## DIRECTIONS FOR THIS TASK
Go through the entries below, tally each line with the string "확인해주세요", and give the final number by itself.

## ENTRIES PROVIDED
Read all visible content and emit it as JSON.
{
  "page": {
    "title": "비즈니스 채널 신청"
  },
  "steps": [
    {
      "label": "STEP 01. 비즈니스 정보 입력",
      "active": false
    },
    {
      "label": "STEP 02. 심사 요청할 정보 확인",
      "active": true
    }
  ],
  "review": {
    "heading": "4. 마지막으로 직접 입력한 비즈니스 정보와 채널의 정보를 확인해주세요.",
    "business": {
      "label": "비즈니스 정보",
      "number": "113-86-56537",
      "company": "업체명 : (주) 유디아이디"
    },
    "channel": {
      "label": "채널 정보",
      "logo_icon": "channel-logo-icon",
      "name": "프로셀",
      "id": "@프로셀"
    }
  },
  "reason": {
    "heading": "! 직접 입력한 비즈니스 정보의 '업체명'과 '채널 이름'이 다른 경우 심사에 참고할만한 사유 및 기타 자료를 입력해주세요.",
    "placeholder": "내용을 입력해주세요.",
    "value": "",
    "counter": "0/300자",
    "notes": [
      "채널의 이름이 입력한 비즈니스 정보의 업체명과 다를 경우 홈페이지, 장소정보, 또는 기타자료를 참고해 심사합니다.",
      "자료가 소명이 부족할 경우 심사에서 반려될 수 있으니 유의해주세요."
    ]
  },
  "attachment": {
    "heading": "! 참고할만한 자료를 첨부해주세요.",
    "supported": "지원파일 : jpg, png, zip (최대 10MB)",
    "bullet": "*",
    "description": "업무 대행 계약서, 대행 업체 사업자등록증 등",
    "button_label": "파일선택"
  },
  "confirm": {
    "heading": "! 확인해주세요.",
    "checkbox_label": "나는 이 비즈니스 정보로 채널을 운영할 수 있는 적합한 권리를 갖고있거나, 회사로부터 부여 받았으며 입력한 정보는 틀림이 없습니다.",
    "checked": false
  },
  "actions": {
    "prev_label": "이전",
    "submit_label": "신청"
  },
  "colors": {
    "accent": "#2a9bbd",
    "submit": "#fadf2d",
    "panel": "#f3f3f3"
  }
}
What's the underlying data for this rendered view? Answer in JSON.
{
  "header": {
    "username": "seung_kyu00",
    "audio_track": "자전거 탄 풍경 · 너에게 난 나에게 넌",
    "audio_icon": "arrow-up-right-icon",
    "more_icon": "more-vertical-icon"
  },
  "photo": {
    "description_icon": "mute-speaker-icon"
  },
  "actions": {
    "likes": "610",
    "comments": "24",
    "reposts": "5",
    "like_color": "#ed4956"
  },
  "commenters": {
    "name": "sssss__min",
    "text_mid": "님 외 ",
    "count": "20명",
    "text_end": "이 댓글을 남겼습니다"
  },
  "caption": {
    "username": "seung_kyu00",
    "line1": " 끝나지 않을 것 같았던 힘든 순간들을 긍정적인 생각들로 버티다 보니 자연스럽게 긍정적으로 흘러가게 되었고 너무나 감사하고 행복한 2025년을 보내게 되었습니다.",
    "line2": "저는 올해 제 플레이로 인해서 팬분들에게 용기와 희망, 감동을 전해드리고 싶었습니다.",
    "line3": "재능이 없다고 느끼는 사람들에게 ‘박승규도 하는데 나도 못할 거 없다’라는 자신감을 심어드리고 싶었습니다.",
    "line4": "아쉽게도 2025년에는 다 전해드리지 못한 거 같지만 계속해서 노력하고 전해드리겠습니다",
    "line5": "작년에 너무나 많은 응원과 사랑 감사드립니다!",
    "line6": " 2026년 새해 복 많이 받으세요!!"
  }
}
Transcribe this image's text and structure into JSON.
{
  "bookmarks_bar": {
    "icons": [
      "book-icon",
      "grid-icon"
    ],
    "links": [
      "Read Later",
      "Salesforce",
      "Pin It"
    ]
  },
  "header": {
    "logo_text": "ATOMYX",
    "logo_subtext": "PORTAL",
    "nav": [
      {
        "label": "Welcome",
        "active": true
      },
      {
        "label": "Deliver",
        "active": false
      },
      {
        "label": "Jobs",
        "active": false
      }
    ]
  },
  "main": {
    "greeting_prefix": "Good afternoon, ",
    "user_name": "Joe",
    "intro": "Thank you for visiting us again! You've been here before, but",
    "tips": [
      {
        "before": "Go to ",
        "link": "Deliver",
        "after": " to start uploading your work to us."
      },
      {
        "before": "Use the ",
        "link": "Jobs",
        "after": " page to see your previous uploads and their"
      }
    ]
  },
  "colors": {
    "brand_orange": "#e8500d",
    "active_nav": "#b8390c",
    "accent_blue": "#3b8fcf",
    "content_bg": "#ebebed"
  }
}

## TASK ANSWER
2